**Material provided**
>> begin

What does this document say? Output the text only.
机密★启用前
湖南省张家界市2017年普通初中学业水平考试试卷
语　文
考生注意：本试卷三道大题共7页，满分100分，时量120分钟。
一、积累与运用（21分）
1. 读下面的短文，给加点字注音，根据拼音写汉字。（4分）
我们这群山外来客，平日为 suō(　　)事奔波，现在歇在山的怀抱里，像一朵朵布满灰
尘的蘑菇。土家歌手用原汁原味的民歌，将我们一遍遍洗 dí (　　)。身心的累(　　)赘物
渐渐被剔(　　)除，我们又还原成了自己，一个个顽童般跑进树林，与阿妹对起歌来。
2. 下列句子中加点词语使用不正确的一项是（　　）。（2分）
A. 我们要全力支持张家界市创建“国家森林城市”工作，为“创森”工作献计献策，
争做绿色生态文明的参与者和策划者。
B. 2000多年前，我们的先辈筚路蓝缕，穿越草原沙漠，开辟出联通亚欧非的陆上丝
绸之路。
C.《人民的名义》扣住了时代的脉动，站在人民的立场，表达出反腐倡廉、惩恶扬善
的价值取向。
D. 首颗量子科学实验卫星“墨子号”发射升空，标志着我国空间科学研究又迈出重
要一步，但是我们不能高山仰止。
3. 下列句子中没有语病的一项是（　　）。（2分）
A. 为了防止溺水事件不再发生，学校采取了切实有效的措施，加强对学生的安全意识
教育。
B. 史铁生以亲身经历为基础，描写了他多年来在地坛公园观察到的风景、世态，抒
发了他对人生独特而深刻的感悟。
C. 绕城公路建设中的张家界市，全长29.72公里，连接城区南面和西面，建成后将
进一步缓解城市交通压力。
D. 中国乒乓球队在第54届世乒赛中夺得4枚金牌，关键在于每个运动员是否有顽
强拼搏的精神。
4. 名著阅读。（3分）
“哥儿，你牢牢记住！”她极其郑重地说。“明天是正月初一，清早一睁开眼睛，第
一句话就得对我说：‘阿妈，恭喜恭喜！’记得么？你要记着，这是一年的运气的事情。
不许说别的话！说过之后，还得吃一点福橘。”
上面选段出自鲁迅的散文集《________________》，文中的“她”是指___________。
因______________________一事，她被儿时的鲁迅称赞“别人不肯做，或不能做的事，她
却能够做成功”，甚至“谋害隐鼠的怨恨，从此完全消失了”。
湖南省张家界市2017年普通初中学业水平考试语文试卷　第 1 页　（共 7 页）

>> end
>> begin

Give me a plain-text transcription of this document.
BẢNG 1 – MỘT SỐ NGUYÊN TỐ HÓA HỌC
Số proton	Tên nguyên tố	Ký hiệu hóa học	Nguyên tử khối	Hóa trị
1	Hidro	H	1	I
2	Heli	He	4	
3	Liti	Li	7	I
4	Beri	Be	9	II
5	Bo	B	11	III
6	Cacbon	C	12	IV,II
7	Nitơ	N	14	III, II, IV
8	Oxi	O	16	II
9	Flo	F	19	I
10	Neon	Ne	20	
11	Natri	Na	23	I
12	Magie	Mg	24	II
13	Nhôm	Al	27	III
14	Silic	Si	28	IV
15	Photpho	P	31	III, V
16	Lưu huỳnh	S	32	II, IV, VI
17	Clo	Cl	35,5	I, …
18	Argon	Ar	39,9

>> end
>> begin

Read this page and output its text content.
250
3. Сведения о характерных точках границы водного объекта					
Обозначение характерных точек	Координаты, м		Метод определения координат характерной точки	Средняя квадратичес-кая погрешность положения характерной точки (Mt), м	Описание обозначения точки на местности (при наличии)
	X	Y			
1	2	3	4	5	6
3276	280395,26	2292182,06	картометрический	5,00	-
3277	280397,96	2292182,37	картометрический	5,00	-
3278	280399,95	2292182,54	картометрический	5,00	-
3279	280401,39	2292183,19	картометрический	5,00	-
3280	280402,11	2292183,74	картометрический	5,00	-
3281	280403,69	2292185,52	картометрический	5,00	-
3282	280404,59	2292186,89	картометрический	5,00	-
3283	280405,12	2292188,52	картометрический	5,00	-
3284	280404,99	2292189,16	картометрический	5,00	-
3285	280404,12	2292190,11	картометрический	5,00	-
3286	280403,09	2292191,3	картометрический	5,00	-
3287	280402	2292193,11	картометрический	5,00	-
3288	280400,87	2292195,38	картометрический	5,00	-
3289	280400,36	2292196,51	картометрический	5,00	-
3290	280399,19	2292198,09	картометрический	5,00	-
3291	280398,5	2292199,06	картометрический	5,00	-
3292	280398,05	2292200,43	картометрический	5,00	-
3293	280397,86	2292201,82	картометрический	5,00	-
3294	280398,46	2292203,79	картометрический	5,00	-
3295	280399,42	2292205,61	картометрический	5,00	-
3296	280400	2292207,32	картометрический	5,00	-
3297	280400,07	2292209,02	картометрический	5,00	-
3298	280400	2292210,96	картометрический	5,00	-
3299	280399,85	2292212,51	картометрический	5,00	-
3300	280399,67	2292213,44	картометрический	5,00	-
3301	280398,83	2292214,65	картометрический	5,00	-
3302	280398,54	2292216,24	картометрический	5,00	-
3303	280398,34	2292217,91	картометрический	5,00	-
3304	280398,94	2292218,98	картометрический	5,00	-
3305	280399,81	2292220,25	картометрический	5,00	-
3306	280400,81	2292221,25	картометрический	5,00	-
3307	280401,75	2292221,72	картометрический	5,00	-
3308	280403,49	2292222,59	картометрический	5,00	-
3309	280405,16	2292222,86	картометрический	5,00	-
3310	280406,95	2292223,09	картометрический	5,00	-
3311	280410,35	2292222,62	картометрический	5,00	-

>> end

Using the records above, copy each line that contains "this".

What does this document say? Output the text only.
Give me a plain-text transcription of this document.
Read this page and output its text content.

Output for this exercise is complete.